● Written request
Output an exact reproduction of the data.
- - - - - - -
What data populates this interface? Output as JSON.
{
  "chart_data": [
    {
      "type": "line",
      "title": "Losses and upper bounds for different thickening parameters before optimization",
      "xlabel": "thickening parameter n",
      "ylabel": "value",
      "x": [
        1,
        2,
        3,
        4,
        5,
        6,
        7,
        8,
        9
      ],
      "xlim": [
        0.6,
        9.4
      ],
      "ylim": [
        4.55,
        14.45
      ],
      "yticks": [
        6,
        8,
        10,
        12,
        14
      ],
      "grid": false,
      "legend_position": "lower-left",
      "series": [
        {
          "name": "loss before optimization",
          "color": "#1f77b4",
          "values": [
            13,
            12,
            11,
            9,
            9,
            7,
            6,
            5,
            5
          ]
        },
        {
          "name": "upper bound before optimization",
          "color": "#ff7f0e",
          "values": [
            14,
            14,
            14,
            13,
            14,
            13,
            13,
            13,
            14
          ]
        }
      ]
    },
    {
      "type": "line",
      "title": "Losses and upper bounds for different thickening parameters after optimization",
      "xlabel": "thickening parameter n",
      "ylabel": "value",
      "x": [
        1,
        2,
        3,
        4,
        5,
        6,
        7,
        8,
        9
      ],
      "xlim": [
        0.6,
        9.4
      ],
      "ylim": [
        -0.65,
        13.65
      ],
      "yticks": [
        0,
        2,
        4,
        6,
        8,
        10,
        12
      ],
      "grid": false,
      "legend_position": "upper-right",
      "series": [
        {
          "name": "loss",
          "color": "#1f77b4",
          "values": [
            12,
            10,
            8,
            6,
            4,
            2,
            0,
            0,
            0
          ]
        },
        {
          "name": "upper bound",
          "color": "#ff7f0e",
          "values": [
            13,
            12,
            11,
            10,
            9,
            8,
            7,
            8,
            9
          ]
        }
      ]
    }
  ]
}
- - - - - - -
● Task solution
What data populates this interface? Output as JSON.
{
  "chart_data": [
    {
      "type": "line",
      "title": "Losses and upper bounds for different thickening parameters before optimization",
      "xlabel": "thickening parameter n",
      "ylabel": "value",
      "x": [
        1,
        2,
        3,
        4,
        5,
        6,
        7,
        8,
        9
      ],
      "xlim": [
        0.6,
        9.4
      ],
      "ylim": [
        4.55,
        14.45
      ],
      "yticks": [
        6,
        8,
        10,
        12,
        14
      ],
      "grid": false,
      "legend_position": "lower-left",
      "series": [
        {
          "name": "loss before optimization",
          "color": "#1f77b4",
          "values": [
            13,
            12,
            11,
            9,
            9,
            7,
            6,
            5,
            5
          ]
        },
        {
          "name": "upper bound before optimization",
          "color": "#ff7f0e",
          "values": [
            14,
            14,
            14,
            13,
            14,
            13,
            13,
            13,
            14
          ]
        }
      ]
    },
    {
      "type": "line",
      "title": "Losses and upper bounds for different thickening parameters after optimization",
      "xlabel": "thickening parameter n",
      "ylabel": "value",
      "x": [
        1,
        2,
        3,
        4,
        5,
        6,
        7,
        8,
        9
      ],
      "xlim": [
        0.6,
        9.4
      ],
      "ylim": [
        -0.65,
        13.65
      ],
      "yticks": [
        0,
        2,
        4,
        6,
        8,
        10,
        12
      ],
      "grid": false,
      "legend_position": "upper-right",
      "series": [
        {
          "name": "loss",
          "color": "#1f77b4",
          "values": [
            12,
            10,
            8,
            6,
            4,
            2,
            0,
            0,
            0
          ]
        },
        {
          "name": "upper bound",
          "color": "#ff7f0e",
          "values": [
            13,
            12,
            11,
            10,
            9,
            8,
            7,
            8,
            9
          ]
        }
      ]
    }
  ]
}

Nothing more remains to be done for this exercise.